*What you have to do*. Tally up the lines carrying the string "resistance" and respond with only the resulting number.

* START Supplied data *

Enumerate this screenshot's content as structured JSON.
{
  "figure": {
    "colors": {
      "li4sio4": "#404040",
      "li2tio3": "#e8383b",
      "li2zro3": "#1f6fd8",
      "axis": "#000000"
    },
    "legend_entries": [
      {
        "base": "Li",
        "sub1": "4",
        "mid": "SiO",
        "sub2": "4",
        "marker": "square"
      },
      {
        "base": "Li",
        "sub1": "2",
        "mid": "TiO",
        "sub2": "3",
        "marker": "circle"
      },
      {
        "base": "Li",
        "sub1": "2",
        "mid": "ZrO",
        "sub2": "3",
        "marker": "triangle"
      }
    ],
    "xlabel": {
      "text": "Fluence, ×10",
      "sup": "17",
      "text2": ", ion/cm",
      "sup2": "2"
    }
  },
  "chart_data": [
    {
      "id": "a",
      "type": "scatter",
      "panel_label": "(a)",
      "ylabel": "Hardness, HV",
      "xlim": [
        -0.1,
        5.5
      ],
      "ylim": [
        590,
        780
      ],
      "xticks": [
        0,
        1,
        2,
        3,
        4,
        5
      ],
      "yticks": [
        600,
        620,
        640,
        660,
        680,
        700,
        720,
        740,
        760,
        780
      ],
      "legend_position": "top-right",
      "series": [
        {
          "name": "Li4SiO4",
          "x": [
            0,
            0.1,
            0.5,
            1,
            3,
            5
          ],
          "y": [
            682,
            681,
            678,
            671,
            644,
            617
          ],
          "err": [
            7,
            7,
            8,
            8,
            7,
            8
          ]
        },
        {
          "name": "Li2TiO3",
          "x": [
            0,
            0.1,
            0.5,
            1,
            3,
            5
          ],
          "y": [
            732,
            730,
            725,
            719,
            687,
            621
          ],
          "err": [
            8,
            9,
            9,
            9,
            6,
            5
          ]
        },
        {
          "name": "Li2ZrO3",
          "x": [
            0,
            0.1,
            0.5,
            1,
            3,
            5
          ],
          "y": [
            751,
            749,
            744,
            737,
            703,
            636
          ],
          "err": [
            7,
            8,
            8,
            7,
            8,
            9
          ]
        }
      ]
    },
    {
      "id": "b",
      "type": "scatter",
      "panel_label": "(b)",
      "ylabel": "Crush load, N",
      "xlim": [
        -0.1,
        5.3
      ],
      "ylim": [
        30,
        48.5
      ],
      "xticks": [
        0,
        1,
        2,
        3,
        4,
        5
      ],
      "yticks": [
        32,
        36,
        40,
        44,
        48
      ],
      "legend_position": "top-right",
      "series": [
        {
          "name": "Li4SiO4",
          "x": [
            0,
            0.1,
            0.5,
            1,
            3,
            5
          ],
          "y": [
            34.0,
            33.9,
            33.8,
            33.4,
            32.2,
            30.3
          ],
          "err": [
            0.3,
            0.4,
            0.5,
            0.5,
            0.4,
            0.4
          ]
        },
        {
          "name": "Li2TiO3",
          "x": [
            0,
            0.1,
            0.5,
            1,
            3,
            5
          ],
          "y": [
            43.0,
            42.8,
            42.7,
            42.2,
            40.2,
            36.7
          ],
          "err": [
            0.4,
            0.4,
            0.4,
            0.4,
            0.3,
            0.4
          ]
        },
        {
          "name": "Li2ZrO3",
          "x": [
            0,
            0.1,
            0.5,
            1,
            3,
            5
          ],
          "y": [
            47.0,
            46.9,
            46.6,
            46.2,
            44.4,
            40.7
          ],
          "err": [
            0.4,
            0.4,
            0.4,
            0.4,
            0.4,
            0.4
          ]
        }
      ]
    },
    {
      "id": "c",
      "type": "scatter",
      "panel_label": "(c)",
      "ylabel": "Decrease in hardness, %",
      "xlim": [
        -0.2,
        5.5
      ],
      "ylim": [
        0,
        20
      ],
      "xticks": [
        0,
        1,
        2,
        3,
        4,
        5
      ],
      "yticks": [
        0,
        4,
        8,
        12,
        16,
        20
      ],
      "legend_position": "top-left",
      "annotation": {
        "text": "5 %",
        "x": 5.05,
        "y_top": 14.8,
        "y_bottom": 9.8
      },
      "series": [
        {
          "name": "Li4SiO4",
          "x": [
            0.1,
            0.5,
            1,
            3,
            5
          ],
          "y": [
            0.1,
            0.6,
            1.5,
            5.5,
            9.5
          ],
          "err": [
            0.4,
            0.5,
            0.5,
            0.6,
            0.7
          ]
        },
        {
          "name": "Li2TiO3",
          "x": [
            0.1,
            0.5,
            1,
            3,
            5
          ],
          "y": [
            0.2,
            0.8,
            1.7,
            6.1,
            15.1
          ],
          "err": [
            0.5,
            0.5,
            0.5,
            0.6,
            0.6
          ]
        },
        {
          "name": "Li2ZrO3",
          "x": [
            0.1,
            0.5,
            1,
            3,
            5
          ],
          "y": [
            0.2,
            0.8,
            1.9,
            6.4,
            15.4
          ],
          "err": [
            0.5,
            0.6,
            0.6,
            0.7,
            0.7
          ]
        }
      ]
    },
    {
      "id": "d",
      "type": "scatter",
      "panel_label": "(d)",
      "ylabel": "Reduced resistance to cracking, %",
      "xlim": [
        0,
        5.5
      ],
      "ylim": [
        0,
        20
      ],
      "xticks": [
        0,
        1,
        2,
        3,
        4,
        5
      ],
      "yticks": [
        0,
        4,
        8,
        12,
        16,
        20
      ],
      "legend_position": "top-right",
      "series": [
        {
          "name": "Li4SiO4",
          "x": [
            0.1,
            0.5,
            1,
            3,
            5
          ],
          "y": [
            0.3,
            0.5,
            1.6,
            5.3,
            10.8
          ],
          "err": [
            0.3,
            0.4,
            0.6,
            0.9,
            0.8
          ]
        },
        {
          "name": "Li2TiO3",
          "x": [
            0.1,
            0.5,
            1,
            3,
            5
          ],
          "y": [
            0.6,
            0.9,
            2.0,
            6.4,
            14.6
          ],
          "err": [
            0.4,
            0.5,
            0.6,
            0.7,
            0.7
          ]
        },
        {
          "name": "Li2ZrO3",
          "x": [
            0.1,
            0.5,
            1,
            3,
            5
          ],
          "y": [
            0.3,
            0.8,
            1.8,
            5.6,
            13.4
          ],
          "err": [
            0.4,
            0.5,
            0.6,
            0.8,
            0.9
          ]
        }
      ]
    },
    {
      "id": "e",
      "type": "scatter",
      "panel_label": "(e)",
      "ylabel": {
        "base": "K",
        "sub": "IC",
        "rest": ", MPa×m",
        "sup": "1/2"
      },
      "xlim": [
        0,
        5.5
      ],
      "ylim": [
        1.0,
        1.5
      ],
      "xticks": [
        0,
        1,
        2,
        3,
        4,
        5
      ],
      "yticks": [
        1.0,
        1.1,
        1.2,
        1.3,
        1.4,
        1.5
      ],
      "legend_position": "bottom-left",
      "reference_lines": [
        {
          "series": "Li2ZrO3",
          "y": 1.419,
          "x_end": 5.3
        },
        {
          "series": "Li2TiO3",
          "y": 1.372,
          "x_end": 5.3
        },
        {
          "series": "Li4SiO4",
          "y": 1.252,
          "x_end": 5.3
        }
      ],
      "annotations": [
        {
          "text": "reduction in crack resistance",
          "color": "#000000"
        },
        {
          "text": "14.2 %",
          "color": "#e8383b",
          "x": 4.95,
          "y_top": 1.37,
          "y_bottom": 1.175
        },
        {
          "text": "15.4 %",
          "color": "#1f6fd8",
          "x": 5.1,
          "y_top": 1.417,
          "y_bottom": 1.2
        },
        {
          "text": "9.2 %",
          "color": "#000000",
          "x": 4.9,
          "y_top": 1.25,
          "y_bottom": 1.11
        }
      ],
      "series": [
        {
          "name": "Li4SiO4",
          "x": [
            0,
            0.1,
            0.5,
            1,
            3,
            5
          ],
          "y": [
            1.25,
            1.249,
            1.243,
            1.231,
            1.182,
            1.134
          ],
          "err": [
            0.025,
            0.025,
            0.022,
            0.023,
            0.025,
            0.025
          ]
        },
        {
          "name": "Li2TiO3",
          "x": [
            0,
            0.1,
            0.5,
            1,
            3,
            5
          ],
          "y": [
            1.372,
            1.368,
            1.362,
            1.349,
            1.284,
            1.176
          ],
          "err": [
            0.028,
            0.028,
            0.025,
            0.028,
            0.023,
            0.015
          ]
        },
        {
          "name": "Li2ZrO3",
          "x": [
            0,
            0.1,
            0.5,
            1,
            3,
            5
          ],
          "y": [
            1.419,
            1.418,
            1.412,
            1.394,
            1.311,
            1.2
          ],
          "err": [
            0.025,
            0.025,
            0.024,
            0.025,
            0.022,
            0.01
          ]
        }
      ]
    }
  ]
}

* END Supplied data *

*Response to this exercise*. 2